Your instructions -> In the data below, find every line with the string "JSON" and pull it out.

Data for this task ->
--------------------------------------------------

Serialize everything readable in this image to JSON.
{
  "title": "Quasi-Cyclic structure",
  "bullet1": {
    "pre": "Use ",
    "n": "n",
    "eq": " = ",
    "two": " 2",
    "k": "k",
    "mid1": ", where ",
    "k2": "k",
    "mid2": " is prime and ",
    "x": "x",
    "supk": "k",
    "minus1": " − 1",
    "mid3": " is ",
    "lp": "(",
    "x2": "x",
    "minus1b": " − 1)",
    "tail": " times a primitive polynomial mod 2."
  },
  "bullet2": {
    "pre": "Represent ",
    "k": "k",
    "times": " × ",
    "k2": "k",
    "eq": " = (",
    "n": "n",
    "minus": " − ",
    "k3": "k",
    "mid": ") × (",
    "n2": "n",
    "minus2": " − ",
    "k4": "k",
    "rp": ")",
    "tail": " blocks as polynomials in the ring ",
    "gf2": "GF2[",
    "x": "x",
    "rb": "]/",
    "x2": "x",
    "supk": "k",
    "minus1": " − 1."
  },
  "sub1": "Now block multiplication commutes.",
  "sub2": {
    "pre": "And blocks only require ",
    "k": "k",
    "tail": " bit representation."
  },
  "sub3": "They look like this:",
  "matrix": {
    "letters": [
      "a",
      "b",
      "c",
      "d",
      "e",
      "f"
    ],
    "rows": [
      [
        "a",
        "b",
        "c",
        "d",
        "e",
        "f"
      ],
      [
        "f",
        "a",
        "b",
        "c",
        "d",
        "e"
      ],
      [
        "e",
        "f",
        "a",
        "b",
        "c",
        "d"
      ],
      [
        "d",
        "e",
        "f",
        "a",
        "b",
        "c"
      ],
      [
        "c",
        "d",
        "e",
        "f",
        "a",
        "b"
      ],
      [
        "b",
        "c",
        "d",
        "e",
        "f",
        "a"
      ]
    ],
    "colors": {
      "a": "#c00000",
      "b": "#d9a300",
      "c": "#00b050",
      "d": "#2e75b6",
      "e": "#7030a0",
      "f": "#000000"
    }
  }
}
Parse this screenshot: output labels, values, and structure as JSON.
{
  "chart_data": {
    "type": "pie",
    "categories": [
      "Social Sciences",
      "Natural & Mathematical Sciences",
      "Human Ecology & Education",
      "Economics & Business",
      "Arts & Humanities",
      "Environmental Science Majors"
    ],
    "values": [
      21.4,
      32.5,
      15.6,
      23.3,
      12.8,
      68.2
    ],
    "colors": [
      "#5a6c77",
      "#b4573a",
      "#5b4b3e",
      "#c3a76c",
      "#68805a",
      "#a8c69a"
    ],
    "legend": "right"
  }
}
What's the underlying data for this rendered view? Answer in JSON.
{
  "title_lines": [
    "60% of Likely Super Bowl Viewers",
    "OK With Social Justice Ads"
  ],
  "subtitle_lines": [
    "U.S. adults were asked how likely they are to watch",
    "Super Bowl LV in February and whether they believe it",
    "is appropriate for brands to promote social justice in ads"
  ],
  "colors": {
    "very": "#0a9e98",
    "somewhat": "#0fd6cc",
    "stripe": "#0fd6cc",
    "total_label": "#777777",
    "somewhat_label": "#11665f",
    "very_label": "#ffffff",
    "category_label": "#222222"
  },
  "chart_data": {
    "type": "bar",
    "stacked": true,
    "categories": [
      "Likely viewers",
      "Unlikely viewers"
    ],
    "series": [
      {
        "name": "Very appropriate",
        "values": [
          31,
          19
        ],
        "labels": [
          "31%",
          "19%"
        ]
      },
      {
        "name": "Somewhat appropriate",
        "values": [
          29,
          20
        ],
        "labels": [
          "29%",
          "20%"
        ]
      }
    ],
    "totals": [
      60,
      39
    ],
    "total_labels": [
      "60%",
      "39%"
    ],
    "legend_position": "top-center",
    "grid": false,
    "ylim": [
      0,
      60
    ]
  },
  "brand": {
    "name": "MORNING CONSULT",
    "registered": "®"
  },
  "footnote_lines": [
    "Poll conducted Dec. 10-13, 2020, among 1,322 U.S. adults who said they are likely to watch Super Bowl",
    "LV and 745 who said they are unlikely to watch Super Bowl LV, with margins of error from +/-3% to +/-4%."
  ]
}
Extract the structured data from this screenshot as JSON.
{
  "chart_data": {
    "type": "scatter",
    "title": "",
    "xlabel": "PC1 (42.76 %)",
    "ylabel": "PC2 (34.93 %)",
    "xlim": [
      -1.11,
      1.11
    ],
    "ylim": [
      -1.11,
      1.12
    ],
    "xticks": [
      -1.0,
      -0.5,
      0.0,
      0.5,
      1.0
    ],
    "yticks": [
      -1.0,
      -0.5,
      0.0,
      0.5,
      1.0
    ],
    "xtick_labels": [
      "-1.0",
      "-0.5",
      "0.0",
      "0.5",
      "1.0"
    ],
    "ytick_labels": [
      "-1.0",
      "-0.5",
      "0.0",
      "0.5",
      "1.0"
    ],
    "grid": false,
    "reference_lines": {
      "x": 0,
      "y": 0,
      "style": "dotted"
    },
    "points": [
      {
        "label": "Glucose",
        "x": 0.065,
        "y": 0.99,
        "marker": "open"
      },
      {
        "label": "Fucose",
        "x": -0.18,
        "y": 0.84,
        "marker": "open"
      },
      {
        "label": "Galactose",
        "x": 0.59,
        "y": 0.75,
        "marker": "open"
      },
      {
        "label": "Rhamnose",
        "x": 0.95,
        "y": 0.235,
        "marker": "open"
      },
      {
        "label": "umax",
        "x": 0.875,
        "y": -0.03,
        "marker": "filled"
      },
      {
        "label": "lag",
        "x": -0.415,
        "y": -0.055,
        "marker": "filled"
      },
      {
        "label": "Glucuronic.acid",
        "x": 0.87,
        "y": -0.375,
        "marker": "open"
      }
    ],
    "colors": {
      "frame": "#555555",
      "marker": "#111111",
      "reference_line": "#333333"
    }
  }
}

--------------------------------------------------

Solved problem ->
Serialize everything readable in this image to JSON.
Parse this screenshot: output labels, values, and structure as JSON.
What's the underlying data for this rendered view? Answer in JSON.
Extract the structured data from this screenshot as JSON.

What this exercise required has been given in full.